(GOAL OF THE EXERCISE) Rewrite every line of the records below as a numbered list. Omit blank lines and leave the pictures out of your answer.
╭─ RECORDS SUPPLIED
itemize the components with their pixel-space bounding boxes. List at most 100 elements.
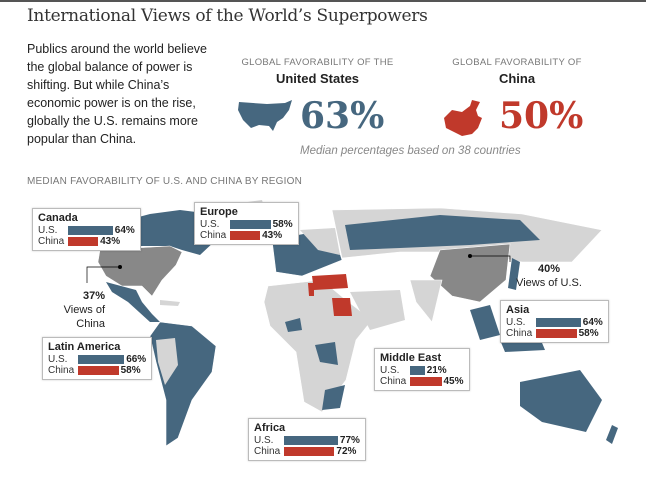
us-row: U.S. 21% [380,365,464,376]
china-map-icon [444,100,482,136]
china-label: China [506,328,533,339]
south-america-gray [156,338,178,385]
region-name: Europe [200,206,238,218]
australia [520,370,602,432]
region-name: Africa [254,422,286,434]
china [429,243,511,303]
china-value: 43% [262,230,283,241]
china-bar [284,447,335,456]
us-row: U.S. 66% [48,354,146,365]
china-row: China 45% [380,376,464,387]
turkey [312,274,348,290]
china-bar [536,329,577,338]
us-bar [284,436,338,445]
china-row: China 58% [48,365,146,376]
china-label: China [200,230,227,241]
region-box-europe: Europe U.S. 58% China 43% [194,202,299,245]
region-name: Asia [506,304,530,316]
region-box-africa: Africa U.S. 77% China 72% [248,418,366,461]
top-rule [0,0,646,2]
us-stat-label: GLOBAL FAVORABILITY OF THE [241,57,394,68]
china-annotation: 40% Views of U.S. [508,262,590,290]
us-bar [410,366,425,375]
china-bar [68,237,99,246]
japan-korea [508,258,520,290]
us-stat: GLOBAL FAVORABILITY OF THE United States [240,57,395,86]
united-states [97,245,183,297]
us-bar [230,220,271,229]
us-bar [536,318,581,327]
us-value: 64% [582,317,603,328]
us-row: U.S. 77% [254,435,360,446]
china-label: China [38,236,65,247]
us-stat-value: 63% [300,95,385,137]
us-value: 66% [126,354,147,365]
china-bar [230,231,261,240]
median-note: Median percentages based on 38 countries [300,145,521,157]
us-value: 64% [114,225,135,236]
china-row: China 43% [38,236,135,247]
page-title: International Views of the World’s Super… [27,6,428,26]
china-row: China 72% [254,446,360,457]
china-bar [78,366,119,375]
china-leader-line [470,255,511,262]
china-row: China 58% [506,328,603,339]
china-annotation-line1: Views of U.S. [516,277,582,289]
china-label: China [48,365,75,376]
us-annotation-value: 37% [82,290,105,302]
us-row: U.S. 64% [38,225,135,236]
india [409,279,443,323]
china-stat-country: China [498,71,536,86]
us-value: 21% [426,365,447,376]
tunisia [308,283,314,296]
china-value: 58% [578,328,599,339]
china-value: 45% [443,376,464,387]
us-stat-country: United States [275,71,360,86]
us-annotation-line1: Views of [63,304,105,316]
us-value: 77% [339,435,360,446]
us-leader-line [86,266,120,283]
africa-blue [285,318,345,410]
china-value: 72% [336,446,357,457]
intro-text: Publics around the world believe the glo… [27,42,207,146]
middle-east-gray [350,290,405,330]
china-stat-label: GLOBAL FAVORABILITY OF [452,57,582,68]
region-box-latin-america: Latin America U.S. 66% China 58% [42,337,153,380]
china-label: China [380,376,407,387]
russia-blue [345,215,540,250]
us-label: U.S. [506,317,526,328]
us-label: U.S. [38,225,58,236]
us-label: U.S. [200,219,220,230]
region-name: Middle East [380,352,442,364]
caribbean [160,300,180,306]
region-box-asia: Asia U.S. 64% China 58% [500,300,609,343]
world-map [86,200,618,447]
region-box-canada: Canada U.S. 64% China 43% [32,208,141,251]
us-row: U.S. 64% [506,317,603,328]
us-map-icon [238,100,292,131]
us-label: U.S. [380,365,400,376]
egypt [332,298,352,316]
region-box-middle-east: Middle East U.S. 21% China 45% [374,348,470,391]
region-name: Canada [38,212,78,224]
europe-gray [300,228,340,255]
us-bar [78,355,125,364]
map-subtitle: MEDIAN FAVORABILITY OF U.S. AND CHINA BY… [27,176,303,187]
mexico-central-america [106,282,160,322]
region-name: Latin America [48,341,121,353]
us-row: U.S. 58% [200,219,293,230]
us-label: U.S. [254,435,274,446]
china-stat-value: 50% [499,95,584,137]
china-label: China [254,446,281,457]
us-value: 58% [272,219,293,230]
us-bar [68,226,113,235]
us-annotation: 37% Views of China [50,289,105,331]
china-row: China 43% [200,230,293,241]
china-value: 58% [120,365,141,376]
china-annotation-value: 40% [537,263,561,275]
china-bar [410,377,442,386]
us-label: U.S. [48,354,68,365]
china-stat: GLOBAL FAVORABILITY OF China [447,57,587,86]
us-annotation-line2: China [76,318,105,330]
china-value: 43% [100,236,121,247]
╰─
(REPLY TO THE EXERCISE)
1. itemize the components with their pixel-space bounding boxes. List at most 100 elements.
2. us-row: U.S. 21% [380,365,464,376]
3. china-map-icon [444,100,482,136]
4. china-label: China [506,328,533,339]
5. south-america-gray [156,338,178,385]
6. region-name: Europe [200,206,238,218]
7. australia [520,370,602,432]
8. region-name: Africa [254,422,286,434]
9. china [429,243,511,303]
10. china-value: 43% [262,230,283,241]
11. china-bar [284,447,335,456]
12. us-row: U.S. 66% [48,354,146,365]
13. china-row: China 45% [380,376,464,387]
14. turkey [312,274,348,290]
15. china-bar [536,329,577,338]
16. us-bar [284,436,338,445]
17. china-row: China 58% [48,365,146,376]
18. china-label: China [200,230,227,241]
19. region-box-europe: Europe U.S. 58% China 43% [194,202,299,245]
20. region-name: Asia [506,304,530,316]
21. region-box-africa: Africa U.S. 77% China 72% [248,418,366,461]
22. top-rule [0,0,646,2]
23. us-stat-label: GLOBAL FAVORABILITY OF THE [241,57,394,68]
24. china-annotation: 40% Views of U.S. [508,262,590,290]
25. us-bar [410,366,425,375]
26. china-bar [68,237,99,246]
27. japan-korea [508,258,520,290]
28. us-stat: GLOBAL FAVORABILITY OF THE United States [240,57,395,86]
29. united-states [97,245,183,297]
30. us-bar [230,220,271,229]
31. us-bar [536,318,581,327]
32. us-value: 64% [582,317,603,328]
33. us-row: U.S. 77% [254,435,360,446]
34. china-label: China [38,236,65,247]
35. us-stat-value: 63% [300,95,385,137]
36. us-value: 66% [126,354,147,365]
37. china-bar [230,231,261,240]
38. median-note: Median percentages based on 38 countries [300,145,521,157]
39. us-value: 64% [114,225,135,236]
40. china-row: China 43% [38,236,135,247]
41. page-title: International Views of the World’s Super… [27,6,428,26]
42. china-row: China 72% [254,446,360,457]
43. china-bar [78,366,119,375]
44. china-leader-line [470,255,511,262]
45. china-row: China 58% [506,328,603,339]
46. china-annotation-line1: Views of U.S. [516,277,582,289]
47. china-label: China [48,365,75,376]
48. us-annotation-value: 37% [82,290,105,302]
49. us-row: U.S. 64% [38,225,135,236]
50. india [409,279,443,323]
51. china-stat-country: China [498,71,536,86]
52. us-value: 21% [426,365,447,376]
53. tunisia [308,283,314,296]
54. china-value: 58% [578,328,599,339]
55. china-value: 45% [443,376,464,387]
56. us-stat-country: United States [275,71,360,86]
57. us-annotation-line1: Views of [63,304,105,316]
58. us-value: 77% [339,435,360,446]
59. us-leader-line [86,266,120,283]
60. africa-blue [285,318,345,410]
61. china-value: 72% [336,446,357,457]
62. intro-text: Publics around the world believe the glo… [27,42,207,146]
63. middle-east-gray [350,290,405,330]
64. china-stat-label: GLOBAL FAVORABILITY OF [452,57,582,68]
65. region-box-latin-america: Latin America U.S. 66% China 58% [42,337,153,380]
66. china-label: China [380,376,407,387]
67. russia-blue [345,215,540,250]
68. us-label: U.S. [506,317,526,328]
69. us-label: U.S. [38,225,58,236]
70. us-label: U.S. [200,219,220,230]
71. region-name: Middle East [380,352,442,364]
72. caribbean [160,300,180,306]
73. region-box-asia: Asia U.S. 64% China 58% [500,300,609,343]
74. world-map [86,200,618,447]
75. region-box-canada: Canada U.S. 64% China 43% [32,208,141,251]
76. us-row: U.S. 64% [506,317,603,328]
77. us-map-icon [238,100,292,131]
78. us-label: U.S. [380,365,400,376]
79. egypt [332,298,352,316]
80. region-box-middle-east: Middle East U.S. 21% China 45% [374,348,470,391]
81. region-name: Canada [38,212,78,224]
82. europe-gray [300,228,340,255]
83. us-bar [78,355,125,364]
84. map-subtitle: MEDIAN FAVORABILITY OF U.S. AND CHINA BY… [27,176,303,187]
85. mexico-central-america [106,282,160,322]
86. region-name: Latin America [48,341,121,353]
87. us-row: U.S. 58% [200,219,293,230]
88. us-label: U.S. [254,435,274,446]
89. china-stat-value: 50% [499,95,584,137]
90. china-label: China [254,446,281,457]
91. us-value: 58% [272,219,293,230]
92. us-bar [68,226,113,235]
93. us-annotation: 37% Views of China [50,289,105,331]
94. china-row: China 43% [200,230,293,241]
95. china-value: 58% [120,365,141,376]
96. china-annotation-value: 40% [537,263,561,275]
97. china-bar [410,377,442,386]
98. us-label: U.S. [48,354,68,365]
99. china-stat: GLOBAL FAVORABILITY OF China [447,57,587,86]
100. us-annotation-line2: China [76,318,105,330]
101. china-value: 43% [100,236,121,247]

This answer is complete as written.